## Required work
Reproduce all lines of the listing below in which the word "content" occurs.

## start Records for this exercise

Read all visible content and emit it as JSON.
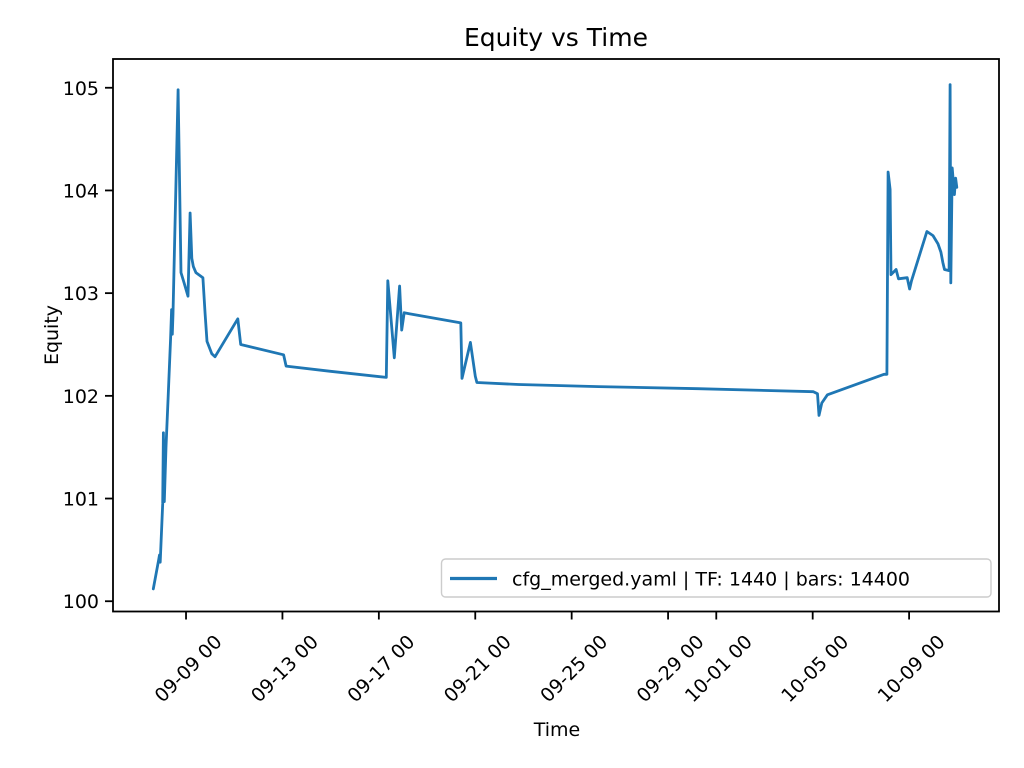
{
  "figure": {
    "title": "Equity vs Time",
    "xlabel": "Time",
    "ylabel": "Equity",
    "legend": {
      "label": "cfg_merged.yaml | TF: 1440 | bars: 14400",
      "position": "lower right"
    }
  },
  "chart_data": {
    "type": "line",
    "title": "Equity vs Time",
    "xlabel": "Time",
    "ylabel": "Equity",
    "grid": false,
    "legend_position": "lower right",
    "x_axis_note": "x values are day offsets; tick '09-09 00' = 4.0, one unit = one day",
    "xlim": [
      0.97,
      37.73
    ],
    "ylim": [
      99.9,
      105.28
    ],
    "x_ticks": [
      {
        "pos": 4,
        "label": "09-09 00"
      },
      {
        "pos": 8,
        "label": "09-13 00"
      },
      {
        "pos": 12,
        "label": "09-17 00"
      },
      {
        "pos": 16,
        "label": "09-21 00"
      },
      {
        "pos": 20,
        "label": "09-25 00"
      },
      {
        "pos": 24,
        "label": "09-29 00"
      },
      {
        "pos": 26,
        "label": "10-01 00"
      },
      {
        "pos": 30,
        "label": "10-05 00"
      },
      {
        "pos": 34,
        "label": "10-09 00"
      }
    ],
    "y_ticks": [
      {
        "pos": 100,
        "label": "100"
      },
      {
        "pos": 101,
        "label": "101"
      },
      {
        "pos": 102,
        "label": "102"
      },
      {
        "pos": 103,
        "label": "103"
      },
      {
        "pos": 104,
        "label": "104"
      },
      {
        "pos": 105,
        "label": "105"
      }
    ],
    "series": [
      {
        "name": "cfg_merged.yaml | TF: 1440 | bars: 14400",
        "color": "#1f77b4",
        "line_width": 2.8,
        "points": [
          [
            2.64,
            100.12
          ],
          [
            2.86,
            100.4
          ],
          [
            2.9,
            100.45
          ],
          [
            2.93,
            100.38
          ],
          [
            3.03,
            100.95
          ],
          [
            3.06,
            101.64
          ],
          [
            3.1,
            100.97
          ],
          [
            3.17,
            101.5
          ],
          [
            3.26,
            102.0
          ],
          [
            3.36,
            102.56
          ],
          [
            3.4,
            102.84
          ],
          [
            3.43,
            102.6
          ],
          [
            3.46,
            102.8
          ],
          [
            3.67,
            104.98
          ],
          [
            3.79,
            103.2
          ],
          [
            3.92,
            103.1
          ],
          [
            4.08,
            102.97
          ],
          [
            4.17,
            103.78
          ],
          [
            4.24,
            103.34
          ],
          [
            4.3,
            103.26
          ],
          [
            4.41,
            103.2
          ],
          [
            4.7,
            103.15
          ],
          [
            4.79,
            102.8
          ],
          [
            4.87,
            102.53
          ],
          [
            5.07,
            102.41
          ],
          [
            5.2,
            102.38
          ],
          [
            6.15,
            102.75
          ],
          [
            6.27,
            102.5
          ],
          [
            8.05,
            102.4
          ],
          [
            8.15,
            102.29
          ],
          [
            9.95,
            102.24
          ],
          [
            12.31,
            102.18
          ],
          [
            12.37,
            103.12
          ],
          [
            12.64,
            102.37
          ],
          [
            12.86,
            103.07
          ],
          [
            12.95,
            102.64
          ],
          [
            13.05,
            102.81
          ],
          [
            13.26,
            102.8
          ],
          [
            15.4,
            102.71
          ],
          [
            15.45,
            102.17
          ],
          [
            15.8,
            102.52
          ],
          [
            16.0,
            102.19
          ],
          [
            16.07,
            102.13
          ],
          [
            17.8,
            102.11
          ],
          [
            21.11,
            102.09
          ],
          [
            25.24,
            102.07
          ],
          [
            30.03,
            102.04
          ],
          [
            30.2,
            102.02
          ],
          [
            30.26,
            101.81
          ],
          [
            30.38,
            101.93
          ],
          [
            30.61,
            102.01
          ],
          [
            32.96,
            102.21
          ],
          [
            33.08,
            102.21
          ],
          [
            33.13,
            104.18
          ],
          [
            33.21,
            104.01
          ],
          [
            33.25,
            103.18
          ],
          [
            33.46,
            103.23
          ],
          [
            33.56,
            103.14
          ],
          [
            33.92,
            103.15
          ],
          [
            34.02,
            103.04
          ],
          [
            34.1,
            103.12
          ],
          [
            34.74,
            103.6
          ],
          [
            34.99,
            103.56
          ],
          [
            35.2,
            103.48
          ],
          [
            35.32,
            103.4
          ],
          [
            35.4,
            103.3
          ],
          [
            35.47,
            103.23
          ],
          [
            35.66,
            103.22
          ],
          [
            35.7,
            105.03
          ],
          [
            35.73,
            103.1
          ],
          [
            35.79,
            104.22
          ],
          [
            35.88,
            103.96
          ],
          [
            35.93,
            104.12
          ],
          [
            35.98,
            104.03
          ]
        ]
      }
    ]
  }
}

## end Records for this exercise
## start Records for this exercise

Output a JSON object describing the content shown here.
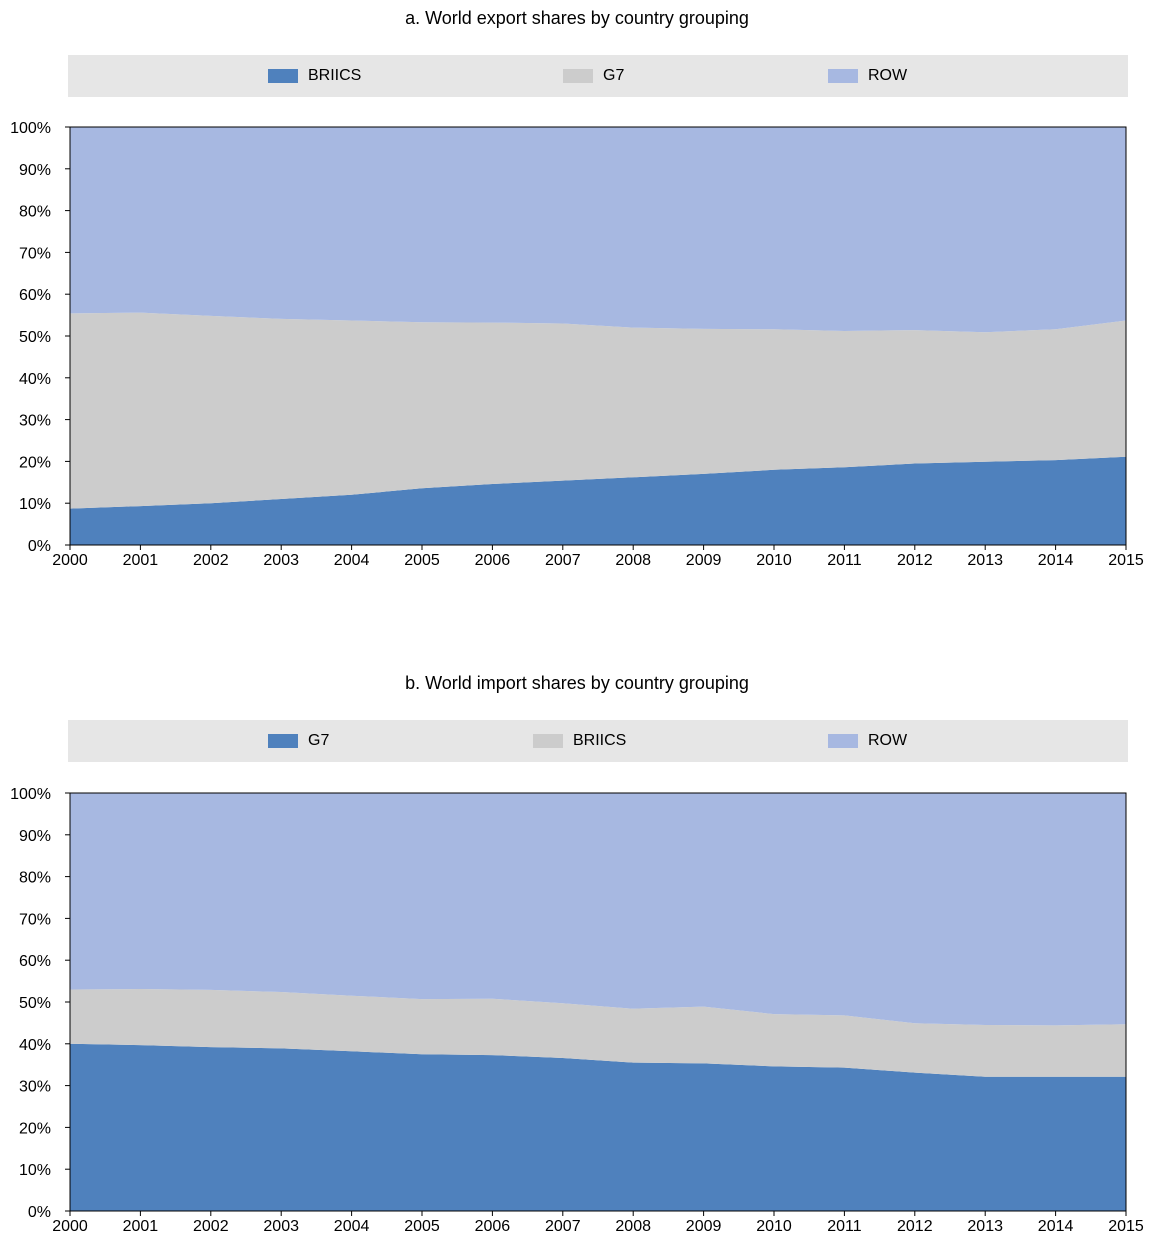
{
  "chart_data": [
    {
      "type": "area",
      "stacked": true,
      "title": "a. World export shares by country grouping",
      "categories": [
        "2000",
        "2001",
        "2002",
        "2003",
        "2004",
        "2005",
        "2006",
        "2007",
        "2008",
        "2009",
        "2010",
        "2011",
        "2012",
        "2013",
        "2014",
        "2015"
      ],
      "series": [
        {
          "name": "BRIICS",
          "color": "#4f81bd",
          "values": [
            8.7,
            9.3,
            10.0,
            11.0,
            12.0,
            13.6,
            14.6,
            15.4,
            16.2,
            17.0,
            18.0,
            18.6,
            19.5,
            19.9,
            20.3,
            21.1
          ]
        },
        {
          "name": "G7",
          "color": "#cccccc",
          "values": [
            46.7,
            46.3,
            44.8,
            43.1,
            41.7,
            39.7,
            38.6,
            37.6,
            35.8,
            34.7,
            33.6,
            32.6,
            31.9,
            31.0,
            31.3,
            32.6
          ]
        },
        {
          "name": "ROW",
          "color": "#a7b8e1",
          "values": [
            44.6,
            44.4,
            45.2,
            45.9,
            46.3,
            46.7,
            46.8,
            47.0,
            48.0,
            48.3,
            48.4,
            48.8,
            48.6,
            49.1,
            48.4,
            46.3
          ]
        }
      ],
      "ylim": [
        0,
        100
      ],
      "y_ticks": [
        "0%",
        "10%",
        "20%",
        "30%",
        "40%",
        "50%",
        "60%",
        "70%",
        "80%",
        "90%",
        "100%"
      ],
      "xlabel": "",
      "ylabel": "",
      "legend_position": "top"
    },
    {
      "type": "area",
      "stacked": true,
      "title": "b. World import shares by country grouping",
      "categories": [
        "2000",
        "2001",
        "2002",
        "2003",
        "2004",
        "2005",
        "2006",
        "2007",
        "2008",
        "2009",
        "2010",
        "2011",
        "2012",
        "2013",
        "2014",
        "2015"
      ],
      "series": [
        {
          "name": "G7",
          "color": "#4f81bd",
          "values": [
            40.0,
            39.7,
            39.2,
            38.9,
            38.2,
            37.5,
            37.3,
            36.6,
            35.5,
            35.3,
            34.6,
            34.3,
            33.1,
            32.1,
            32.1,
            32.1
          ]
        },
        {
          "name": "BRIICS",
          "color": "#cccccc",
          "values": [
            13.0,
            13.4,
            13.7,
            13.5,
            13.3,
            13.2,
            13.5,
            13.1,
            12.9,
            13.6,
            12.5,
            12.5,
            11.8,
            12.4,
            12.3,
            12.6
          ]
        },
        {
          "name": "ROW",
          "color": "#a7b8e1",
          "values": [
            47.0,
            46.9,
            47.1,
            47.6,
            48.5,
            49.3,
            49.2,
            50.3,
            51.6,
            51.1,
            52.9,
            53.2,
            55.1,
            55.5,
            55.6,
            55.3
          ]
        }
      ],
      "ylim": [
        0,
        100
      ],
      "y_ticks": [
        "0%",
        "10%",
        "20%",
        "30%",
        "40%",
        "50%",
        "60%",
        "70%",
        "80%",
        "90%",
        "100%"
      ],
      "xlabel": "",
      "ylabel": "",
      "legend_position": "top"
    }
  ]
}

## end Records for this exercise

## Written answer
Read all visible content and emit it as JSON.
Output a JSON object describing the content shown here.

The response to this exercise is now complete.